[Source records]
========================

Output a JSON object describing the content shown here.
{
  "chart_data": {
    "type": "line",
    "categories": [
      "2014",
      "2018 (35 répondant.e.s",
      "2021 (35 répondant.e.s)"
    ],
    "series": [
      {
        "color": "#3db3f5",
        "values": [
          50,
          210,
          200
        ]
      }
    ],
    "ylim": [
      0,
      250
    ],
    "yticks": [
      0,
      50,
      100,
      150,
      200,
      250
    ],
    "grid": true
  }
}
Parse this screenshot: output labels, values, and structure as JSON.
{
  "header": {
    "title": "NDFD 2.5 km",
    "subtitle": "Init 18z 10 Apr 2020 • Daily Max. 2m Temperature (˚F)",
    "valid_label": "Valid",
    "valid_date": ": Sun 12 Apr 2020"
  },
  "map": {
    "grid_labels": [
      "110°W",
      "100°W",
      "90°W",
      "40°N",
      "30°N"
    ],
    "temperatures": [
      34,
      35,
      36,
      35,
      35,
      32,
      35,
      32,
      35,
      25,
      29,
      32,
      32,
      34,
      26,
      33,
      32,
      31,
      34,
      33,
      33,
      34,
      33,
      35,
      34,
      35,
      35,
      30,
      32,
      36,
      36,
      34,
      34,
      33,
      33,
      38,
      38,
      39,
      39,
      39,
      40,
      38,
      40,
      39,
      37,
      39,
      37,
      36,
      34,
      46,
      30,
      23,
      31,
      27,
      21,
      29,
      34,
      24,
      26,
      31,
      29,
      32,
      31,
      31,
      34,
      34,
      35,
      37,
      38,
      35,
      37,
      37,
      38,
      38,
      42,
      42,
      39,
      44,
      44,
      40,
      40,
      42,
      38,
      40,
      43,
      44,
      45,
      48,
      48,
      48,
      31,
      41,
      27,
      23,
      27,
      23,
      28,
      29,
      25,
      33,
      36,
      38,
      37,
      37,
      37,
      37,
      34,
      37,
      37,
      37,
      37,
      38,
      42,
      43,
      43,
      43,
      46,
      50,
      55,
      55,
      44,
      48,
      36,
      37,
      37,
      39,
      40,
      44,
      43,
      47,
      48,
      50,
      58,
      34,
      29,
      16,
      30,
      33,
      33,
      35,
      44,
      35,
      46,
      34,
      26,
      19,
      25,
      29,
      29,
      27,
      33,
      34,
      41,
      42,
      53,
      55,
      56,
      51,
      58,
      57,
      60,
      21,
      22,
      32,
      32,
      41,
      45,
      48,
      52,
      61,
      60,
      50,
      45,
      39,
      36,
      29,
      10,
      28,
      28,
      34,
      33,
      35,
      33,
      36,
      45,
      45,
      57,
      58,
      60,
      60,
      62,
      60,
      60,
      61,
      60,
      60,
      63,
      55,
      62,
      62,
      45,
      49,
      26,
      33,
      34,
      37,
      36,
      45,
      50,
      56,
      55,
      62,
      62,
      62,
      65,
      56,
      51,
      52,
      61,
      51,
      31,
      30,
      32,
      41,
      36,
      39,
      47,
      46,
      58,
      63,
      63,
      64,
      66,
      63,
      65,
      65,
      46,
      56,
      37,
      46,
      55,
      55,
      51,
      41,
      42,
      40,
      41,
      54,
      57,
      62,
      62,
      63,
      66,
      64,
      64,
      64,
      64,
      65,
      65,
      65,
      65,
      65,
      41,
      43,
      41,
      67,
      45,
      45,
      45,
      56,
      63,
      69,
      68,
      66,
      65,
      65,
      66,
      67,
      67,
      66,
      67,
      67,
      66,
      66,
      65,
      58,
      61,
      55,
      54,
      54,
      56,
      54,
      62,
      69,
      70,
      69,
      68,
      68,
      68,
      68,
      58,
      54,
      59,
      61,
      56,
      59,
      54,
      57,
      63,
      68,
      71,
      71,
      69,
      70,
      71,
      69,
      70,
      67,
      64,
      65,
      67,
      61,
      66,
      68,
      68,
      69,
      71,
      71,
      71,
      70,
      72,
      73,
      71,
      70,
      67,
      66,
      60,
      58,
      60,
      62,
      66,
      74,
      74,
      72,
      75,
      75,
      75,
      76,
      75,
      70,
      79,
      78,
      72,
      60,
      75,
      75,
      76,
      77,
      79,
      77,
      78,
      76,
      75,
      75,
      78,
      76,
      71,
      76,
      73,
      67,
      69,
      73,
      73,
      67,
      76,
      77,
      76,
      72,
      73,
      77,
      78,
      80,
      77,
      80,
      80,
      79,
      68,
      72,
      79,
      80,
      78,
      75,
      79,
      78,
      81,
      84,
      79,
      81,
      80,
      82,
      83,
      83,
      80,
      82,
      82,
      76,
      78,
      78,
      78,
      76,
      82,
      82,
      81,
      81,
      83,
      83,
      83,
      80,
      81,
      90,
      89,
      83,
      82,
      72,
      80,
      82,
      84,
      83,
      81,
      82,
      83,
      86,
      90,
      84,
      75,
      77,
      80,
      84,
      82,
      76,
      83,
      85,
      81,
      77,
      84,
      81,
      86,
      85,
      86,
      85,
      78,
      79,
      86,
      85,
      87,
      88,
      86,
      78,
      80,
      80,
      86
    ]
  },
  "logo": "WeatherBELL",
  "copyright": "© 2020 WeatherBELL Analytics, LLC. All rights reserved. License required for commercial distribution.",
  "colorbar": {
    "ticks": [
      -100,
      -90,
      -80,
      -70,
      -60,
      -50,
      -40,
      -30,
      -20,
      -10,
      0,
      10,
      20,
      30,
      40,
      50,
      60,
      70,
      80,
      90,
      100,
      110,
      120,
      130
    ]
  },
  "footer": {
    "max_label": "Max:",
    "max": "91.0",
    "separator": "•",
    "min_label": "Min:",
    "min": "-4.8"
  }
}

========================

**Given problem:** Return a copy of every line that includes the word "values".

**Task result:**
        "values": [
Parse this screenshot: output labels, values, and structure as JSON.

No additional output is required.